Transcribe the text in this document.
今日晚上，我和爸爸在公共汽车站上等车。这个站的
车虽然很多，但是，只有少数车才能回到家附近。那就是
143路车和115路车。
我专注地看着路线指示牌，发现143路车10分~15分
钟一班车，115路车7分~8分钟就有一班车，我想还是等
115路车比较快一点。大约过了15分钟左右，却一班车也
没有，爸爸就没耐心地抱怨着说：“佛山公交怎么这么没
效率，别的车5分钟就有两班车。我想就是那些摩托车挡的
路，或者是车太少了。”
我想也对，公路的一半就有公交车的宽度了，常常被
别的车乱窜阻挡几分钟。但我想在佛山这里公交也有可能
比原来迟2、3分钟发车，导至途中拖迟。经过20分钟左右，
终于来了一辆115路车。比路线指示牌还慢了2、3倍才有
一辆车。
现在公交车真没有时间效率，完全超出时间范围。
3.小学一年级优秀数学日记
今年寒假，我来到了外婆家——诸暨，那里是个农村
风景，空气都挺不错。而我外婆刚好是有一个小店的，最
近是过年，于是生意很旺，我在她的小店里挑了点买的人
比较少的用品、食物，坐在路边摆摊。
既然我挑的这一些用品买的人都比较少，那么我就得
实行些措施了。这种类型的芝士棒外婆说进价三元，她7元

□ □ □

## Goal of the exercise
Nothing may be left out: return each entry exactly as it reads.

## Complete output
Transcribe the text in this document.
今日晚上，我和爸爸在公共汽车站上等车。这个站的
车虽然很多，但是，只有少数车才能回到家附近。那就是
143路车和115路车。
我专注地看着路线指示牌，发现143路车10分~15分
钟一班车，115路车7分~8分钟就有一班车，我想还是等
115路车比较快一点。大约过了15分钟左右，却一班车也
没有，爸爸就没耐心地抱怨着说：“佛山公交怎么这么没
效率，别的车5分钟就有两班车。我想就是那些摩托车挡的
路，或者是车太少了。”
我想也对，公路的一半就有公交车的宽度了，常常被
别的车乱窜阻挡几分钟。但我想在佛山这里公交也有可能
比原来迟2、3分钟发车，导至途中拖迟。经过20分钟左右，
终于来了一辆115路车。比路线指示牌还慢了2、3倍才有
一辆车。
现在公交车真没有时间效率，完全超出时间范围。
3.小学一年级优秀数学日记
今年寒假，我来到了外婆家——诸暨，那里是个农村
风景，空气都挺不错。而我外婆刚好是有一个小店的，最
近是过年，于是生意很旺，我在她的小店里挑了点买的人
比较少的用品、食物，坐在路边摆摊。
既然我挑的这一些用品买的人都比较少，那么我就得
实行些措施了。这种类型的芝士棒外婆说进价三元，她7元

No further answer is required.